Your objective: Reproduce the listing below, replacing "totalspread-point" with "ensemble-spread-point" throughout and leaving everything else unchanged.

Annotated element entries:
------------------------------------------------------------------------

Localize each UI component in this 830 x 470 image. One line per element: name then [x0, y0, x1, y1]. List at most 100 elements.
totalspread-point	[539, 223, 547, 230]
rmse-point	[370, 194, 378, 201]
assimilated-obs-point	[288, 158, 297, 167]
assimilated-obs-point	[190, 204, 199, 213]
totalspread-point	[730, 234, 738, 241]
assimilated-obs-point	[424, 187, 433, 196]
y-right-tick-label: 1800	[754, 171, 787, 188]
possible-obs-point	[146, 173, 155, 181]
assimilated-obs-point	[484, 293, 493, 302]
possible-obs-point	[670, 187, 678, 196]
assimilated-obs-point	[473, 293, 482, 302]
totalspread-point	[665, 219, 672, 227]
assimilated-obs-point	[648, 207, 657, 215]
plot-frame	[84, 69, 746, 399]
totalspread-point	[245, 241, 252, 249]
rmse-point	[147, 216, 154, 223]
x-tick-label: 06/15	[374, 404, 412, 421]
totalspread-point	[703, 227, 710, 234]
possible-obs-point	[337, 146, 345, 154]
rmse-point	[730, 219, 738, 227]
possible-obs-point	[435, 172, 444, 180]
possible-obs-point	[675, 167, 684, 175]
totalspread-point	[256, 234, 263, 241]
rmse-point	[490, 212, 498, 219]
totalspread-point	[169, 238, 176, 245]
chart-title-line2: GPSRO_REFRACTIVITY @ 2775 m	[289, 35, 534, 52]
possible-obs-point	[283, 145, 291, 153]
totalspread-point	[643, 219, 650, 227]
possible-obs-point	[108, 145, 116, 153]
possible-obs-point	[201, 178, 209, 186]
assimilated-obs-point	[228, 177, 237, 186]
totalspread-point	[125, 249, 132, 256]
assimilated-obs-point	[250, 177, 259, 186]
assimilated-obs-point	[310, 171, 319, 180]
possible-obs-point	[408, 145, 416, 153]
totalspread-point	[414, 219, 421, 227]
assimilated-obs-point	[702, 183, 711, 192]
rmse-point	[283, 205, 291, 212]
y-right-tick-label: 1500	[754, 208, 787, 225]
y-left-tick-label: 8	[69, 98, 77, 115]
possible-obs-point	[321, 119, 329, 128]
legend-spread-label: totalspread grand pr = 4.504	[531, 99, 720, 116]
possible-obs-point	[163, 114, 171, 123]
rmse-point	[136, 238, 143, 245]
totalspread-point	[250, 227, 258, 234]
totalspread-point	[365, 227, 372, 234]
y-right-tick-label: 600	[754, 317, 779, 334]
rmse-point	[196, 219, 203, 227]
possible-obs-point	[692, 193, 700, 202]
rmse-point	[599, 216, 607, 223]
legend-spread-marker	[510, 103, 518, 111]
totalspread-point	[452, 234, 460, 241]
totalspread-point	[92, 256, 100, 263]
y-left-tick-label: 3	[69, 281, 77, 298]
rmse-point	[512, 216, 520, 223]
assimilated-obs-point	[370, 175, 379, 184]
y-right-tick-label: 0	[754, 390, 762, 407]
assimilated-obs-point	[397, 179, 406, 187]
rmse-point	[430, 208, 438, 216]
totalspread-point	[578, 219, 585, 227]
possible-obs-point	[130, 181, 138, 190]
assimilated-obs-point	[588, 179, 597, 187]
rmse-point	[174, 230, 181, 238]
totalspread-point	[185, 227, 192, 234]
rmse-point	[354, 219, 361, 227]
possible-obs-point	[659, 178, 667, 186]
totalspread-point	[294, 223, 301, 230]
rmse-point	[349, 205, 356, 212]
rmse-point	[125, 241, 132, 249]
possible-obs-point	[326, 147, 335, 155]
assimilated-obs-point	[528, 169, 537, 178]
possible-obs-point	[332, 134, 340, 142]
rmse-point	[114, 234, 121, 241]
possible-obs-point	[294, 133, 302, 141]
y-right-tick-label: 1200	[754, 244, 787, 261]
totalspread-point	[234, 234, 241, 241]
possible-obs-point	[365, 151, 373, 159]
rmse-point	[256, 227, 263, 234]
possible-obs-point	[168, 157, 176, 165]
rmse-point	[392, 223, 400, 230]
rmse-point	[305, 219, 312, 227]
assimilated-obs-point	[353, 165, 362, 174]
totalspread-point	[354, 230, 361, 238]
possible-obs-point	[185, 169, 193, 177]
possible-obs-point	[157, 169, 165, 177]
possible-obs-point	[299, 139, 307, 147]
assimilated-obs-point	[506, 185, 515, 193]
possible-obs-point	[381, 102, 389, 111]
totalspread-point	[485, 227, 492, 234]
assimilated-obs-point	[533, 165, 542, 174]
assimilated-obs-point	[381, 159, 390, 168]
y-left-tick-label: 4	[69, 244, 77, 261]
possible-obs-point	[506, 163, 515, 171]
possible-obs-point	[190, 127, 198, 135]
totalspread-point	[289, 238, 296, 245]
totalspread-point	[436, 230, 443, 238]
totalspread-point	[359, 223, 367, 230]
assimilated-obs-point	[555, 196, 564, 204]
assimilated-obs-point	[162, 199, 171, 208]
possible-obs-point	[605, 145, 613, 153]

------------------------------------------------------------------------

Full output:
Localize each UI component in this 830 x 470 image. One line per element: name then [x0, y0, x1, y1]. List at most 100 elements.
ensemble-spread-point	[539, 223, 547, 230]
rmse-point	[370, 194, 378, 201]
assimilated-obs-point	[288, 158, 297, 167]
assimilated-obs-point	[190, 204, 199, 213]
ensemble-spread-point	[730, 234, 738, 241]
assimilated-obs-point	[424, 187, 433, 196]
y-right-tick-label: 1800	[754, 171, 787, 188]
possible-obs-point	[146, 173, 155, 181]
assimilated-obs-point	[484, 293, 493, 302]
possible-obs-point	[670, 187, 678, 196]
assimilated-obs-point	[473, 293, 482, 302]
ensemble-spread-point	[665, 219, 672, 227]
assimilated-obs-point	[648, 207, 657, 215]
plot-frame	[84, 69, 746, 399]
ensemble-spread-point	[245, 241, 252, 249]
rmse-point	[147, 216, 154, 223]
x-tick-label: 06/15	[374, 404, 412, 421]
ensemble-spread-point	[703, 227, 710, 234]
possible-obs-point	[337, 146, 345, 154]
rmse-point	[730, 219, 738, 227]
possible-obs-point	[435, 172, 444, 180]
possible-obs-point	[675, 167, 684, 175]
ensemble-spread-point	[256, 234, 263, 241]
rmse-point	[490, 212, 498, 219]
ensemble-spread-point	[169, 238, 176, 245]
chart-title-line2: GPSRO_REFRACTIVITY @ 2775 m	[289, 35, 534, 52]
possible-obs-point	[283, 145, 291, 153]
ensemble-spread-point	[643, 219, 650, 227]
possible-obs-point	[108, 145, 116, 153]
possible-obs-point	[201, 178, 209, 186]
assimilated-obs-point	[228, 177, 237, 186]
ensemble-spread-point	[125, 249, 132, 256]
assimilated-obs-point	[250, 177, 259, 186]
assimilated-obs-point	[310, 171, 319, 180]
possible-obs-point	[408, 145, 416, 153]
ensemble-spread-point	[414, 219, 421, 227]
assimilated-obs-point	[702, 183, 711, 192]
rmse-point	[283, 205, 291, 212]
y-right-tick-label: 1500	[754, 208, 787, 225]
y-left-tick-label: 8	[69, 98, 77, 115]
possible-obs-point	[321, 119, 329, 128]
legend-spread-label: totalspread grand pr = 4.504	[531, 99, 720, 116]
possible-obs-point	[163, 114, 171, 123]
rmse-point	[136, 238, 143, 245]
ensemble-spread-point	[250, 227, 258, 234]
ensemble-spread-point	[365, 227, 372, 234]
y-right-tick-label: 600	[754, 317, 779, 334]
rmse-point	[196, 219, 203, 227]
possible-obs-point	[692, 193, 700, 202]
rmse-point	[599, 216, 607, 223]
legend-spread-marker	[510, 103, 518, 111]
ensemble-spread-point	[452, 234, 460, 241]
ensemble-spread-point	[92, 256, 100, 263]
y-left-tick-label: 3	[69, 281, 77, 298]
rmse-point	[512, 216, 520, 223]
assimilated-obs-point	[370, 175, 379, 184]
y-right-tick-label: 0	[754, 390, 762, 407]
assimilated-obs-point	[397, 179, 406, 187]
rmse-point	[430, 208, 438, 216]
ensemble-spread-point	[578, 219, 585, 227]
possible-obs-point	[130, 181, 138, 190]
assimilated-obs-point	[588, 179, 597, 187]
rmse-point	[174, 230, 181, 238]
ensemble-spread-point	[185, 227, 192, 234]
rmse-point	[354, 219, 361, 227]
possible-obs-point	[659, 178, 667, 186]
ensemble-spread-point	[294, 223, 301, 230]
rmse-point	[349, 205, 356, 212]
rmse-point	[125, 241, 132, 249]
possible-obs-point	[326, 147, 335, 155]
assimilated-obs-point	[528, 169, 537, 178]
possible-obs-point	[332, 134, 340, 142]
rmse-point	[114, 234, 121, 241]
possible-obs-point	[294, 133, 302, 141]
y-right-tick-label: 1200	[754, 244, 787, 261]
ensemble-spread-point	[234, 234, 241, 241]
possible-obs-point	[365, 151, 373, 159]
rmse-point	[256, 227, 263, 234]
possible-obs-point	[168, 157, 176, 165]
rmse-point	[392, 223, 400, 230]
rmse-point	[305, 219, 312, 227]
assimilated-obs-point	[353, 165, 362, 174]
ensemble-spread-point	[354, 230, 361, 238]
possible-obs-point	[185, 169, 193, 177]
possible-obs-point	[157, 169, 165, 177]
possible-obs-point	[299, 139, 307, 147]
assimilated-obs-point	[506, 185, 515, 193]
possible-obs-point	[381, 102, 389, 111]
ensemble-spread-point	[485, 227, 492, 234]
assimilated-obs-point	[533, 165, 542, 174]
assimilated-obs-point	[381, 159, 390, 168]
y-left-tick-label: 4	[69, 244, 77, 261]
possible-obs-point	[506, 163, 515, 171]
possible-obs-point	[190, 127, 198, 135]
ensemble-spread-point	[289, 238, 296, 245]
ensemble-spread-point	[436, 230, 443, 238]
ensemble-spread-point	[359, 223, 367, 230]
assimilated-obs-point	[555, 196, 564, 204]
assimilated-obs-point	[162, 199, 171, 208]
possible-obs-point	[605, 145, 613, 153]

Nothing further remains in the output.